__DIRECTION__. Review the material line by line. Identify and copy every line that contains the string "Final".

* * *

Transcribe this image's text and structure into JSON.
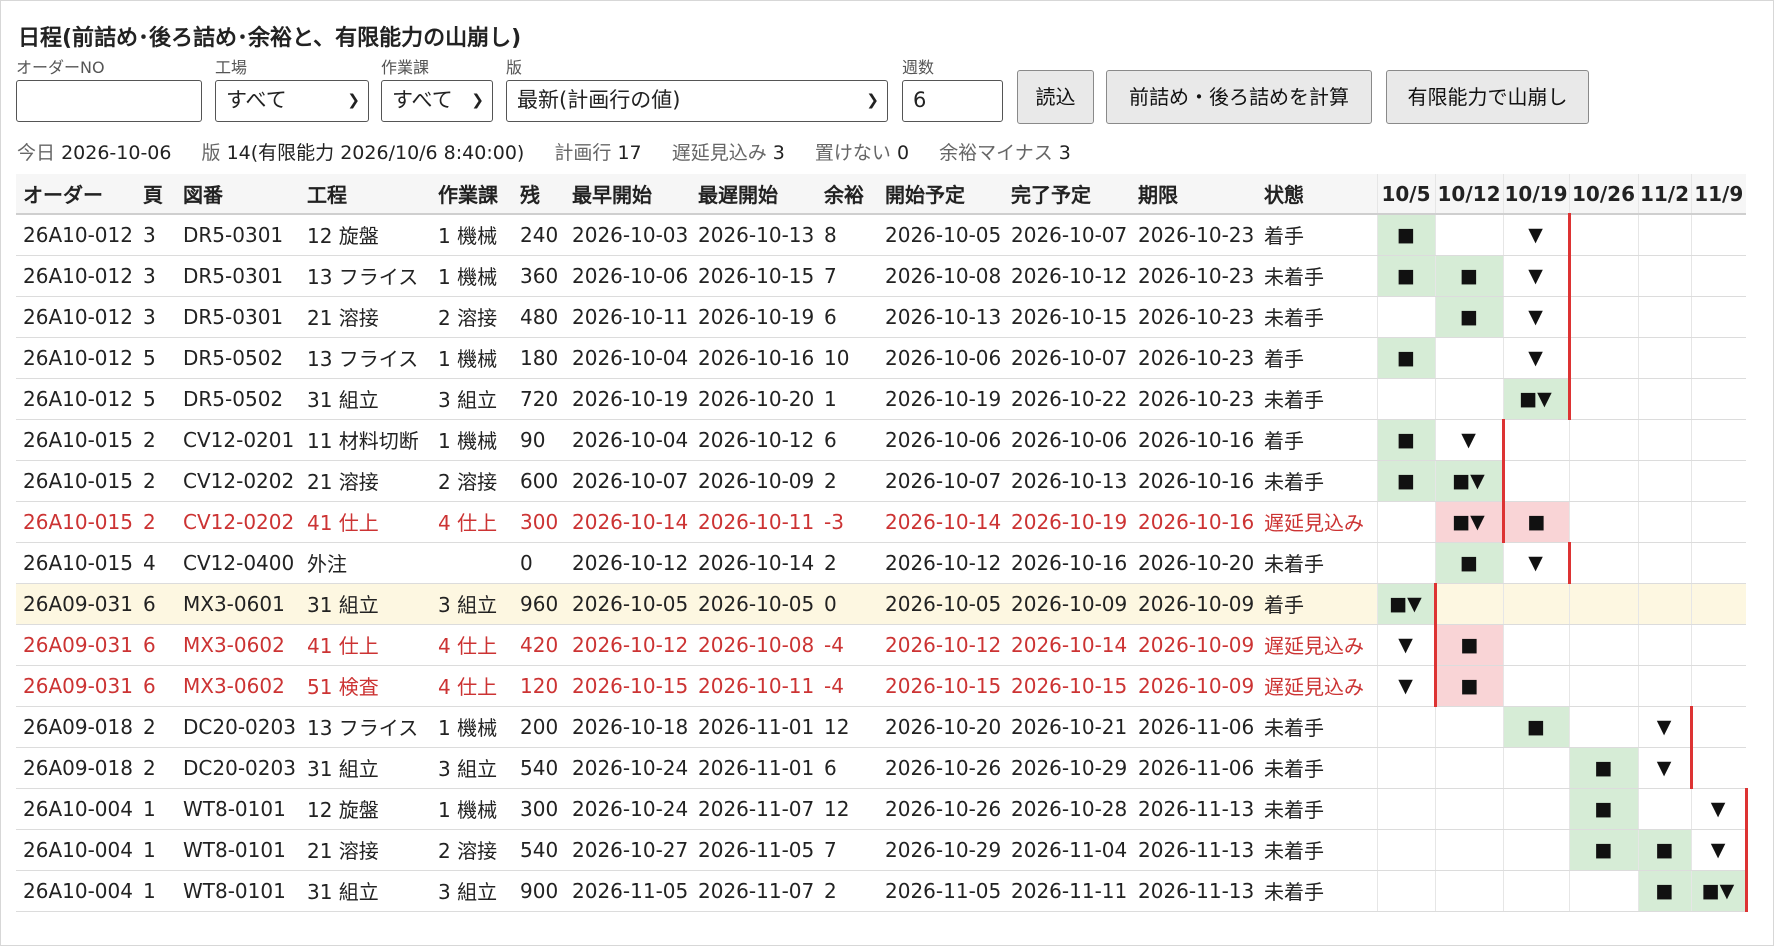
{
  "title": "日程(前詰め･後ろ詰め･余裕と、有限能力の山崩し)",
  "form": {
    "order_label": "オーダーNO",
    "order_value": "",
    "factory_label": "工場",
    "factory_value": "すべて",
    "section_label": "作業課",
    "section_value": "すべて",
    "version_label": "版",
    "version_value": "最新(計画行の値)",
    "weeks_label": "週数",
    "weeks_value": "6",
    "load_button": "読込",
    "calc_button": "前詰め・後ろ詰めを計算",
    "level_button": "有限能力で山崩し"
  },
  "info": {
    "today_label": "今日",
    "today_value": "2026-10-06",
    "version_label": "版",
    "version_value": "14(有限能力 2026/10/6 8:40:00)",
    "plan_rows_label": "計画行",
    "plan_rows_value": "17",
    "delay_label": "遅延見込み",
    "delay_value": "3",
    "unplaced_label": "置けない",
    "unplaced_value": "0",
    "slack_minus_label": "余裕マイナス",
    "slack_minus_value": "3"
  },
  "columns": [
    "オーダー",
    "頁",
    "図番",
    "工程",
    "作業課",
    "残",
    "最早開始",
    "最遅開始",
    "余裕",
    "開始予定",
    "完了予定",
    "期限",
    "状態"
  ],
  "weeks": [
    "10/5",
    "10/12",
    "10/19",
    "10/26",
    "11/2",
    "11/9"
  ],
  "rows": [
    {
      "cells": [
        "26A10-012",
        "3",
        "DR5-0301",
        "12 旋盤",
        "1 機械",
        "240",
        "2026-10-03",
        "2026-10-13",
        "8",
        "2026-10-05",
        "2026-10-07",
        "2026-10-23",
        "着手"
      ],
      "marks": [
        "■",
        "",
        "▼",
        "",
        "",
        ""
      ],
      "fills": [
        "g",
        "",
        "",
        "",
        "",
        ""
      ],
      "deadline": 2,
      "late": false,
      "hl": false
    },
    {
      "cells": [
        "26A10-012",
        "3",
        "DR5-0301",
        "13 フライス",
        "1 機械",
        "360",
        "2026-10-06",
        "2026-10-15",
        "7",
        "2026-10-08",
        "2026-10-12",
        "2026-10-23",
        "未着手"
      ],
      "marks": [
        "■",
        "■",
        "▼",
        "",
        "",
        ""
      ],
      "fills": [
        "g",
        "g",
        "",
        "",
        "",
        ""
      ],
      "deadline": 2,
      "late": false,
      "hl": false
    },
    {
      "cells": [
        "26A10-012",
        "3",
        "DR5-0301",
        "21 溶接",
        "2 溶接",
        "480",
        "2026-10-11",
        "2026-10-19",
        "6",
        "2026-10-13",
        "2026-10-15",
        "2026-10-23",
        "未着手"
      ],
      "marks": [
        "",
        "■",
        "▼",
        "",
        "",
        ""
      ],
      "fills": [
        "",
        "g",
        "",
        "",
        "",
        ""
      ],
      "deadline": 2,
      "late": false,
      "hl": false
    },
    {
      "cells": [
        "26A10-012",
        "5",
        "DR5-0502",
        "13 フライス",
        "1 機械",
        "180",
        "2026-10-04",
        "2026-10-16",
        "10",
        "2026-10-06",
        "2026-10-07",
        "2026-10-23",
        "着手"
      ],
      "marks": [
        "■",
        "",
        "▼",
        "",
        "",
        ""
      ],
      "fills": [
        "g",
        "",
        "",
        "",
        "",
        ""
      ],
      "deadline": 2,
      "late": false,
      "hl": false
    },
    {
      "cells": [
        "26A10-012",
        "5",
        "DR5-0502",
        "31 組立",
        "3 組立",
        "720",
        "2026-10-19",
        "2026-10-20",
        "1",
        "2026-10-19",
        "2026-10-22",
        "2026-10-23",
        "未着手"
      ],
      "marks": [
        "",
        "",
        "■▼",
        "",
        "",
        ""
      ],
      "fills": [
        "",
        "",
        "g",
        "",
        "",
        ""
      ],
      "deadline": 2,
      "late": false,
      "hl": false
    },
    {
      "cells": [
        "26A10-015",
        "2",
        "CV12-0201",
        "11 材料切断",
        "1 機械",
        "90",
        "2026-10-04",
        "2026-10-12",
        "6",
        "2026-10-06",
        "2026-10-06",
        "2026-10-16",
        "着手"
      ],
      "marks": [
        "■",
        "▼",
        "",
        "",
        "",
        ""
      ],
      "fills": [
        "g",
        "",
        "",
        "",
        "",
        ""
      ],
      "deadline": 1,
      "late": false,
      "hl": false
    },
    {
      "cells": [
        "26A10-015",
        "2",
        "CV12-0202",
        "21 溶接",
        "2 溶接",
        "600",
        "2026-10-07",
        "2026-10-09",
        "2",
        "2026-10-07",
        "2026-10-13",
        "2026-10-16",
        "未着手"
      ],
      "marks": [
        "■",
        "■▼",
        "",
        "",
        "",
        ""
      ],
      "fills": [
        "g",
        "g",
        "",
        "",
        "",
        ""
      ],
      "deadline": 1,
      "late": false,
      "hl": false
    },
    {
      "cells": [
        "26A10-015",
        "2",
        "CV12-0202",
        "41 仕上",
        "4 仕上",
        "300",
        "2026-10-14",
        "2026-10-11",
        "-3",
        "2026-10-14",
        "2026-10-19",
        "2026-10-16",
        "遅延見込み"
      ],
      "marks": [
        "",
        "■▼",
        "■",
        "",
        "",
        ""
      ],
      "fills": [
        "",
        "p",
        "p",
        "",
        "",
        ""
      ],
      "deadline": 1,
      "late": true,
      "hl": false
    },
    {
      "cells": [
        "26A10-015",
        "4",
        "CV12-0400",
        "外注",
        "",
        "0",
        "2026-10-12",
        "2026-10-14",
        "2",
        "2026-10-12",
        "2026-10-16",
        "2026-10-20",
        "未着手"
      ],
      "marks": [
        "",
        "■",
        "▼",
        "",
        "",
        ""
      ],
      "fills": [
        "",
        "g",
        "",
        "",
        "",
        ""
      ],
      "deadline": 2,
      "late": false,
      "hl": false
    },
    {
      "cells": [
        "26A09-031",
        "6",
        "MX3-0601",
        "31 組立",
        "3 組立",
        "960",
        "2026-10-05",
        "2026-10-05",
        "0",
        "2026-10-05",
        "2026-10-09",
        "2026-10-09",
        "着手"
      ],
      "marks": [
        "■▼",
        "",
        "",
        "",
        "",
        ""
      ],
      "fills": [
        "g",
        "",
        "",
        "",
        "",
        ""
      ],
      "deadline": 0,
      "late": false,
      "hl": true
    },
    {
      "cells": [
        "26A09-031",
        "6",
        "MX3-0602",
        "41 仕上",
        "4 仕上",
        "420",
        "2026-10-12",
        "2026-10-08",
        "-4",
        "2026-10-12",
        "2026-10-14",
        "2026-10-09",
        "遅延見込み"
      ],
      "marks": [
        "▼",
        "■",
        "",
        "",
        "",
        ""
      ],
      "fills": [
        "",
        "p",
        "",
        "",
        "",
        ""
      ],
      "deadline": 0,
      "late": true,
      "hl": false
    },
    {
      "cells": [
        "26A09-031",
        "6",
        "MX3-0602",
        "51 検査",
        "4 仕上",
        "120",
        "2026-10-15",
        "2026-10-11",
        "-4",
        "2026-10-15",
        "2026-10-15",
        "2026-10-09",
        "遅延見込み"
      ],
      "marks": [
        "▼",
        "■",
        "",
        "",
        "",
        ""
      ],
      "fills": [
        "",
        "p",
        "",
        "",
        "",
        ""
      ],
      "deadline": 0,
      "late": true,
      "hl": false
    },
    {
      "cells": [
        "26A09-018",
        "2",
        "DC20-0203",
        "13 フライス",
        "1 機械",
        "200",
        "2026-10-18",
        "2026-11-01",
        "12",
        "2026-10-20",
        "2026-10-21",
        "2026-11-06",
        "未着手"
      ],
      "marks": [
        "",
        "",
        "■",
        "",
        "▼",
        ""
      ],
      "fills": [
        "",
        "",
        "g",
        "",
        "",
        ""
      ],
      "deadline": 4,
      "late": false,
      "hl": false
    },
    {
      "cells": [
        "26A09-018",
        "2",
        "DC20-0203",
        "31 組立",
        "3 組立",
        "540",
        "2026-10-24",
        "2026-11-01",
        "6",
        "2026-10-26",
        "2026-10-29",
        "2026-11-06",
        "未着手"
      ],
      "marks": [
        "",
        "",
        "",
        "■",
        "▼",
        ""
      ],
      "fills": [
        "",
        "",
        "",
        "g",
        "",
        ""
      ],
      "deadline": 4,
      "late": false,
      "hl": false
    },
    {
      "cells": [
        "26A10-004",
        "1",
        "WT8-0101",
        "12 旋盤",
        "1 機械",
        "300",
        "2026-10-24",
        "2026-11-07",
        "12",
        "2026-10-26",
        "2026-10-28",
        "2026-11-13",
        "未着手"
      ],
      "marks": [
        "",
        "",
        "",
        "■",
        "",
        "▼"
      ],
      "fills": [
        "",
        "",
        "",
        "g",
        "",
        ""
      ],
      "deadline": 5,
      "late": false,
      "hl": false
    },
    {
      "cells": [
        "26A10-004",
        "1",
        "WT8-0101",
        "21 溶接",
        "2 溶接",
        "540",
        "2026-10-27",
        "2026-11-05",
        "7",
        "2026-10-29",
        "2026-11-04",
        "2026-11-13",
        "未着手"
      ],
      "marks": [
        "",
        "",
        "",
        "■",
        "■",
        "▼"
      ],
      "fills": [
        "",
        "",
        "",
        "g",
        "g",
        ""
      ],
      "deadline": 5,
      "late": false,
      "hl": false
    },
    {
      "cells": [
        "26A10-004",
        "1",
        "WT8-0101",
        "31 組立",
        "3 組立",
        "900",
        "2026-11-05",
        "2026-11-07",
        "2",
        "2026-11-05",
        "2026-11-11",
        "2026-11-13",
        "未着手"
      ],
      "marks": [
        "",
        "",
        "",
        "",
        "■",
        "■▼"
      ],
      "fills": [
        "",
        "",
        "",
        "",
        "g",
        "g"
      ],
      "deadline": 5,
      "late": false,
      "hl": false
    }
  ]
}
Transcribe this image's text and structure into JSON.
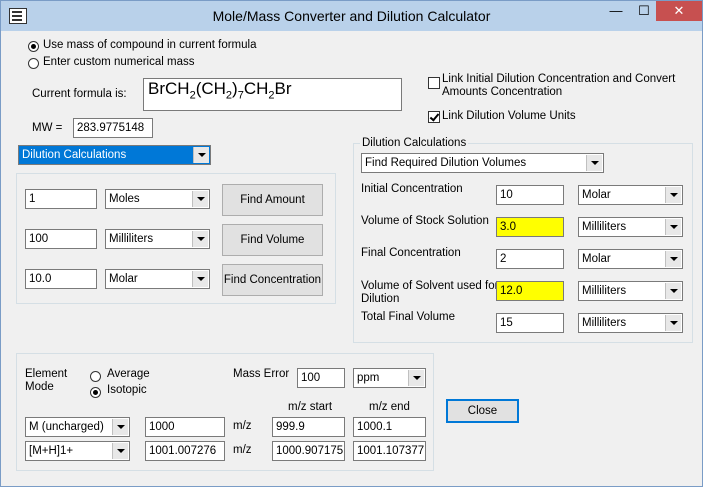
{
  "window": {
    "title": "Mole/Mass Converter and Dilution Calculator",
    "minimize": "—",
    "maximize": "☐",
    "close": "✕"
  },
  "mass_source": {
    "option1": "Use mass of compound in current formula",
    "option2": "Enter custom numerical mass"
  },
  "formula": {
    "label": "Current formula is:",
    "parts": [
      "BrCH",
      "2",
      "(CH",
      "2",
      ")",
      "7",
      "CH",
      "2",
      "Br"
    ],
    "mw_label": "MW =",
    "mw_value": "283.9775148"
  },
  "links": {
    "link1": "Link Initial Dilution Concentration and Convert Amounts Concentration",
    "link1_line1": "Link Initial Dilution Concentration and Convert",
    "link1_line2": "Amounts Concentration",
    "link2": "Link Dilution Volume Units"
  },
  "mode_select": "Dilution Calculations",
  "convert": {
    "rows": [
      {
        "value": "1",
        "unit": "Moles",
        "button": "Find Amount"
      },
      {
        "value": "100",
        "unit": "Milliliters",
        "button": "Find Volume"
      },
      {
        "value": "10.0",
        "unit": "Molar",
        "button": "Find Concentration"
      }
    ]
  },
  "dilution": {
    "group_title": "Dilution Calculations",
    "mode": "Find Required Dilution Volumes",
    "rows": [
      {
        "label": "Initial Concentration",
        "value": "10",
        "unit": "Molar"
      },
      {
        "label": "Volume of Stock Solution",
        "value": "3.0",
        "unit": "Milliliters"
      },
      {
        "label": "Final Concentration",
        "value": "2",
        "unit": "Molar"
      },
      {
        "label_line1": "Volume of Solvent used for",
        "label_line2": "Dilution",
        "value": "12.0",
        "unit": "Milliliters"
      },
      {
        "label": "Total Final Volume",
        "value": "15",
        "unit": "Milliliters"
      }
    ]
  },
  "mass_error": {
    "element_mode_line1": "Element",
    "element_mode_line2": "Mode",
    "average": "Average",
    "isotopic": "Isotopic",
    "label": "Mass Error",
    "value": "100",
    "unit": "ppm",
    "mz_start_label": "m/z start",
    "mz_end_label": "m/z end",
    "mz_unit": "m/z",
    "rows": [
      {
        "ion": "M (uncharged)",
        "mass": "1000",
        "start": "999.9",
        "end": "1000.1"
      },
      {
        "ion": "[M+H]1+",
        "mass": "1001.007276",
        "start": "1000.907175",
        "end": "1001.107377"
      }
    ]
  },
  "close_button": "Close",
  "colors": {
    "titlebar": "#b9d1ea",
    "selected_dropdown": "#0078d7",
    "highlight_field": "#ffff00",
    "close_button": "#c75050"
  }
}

* * *

__EXERCISE ANSWER__.
        "label": "Final Concentration",
        "label": "Total Final Volume",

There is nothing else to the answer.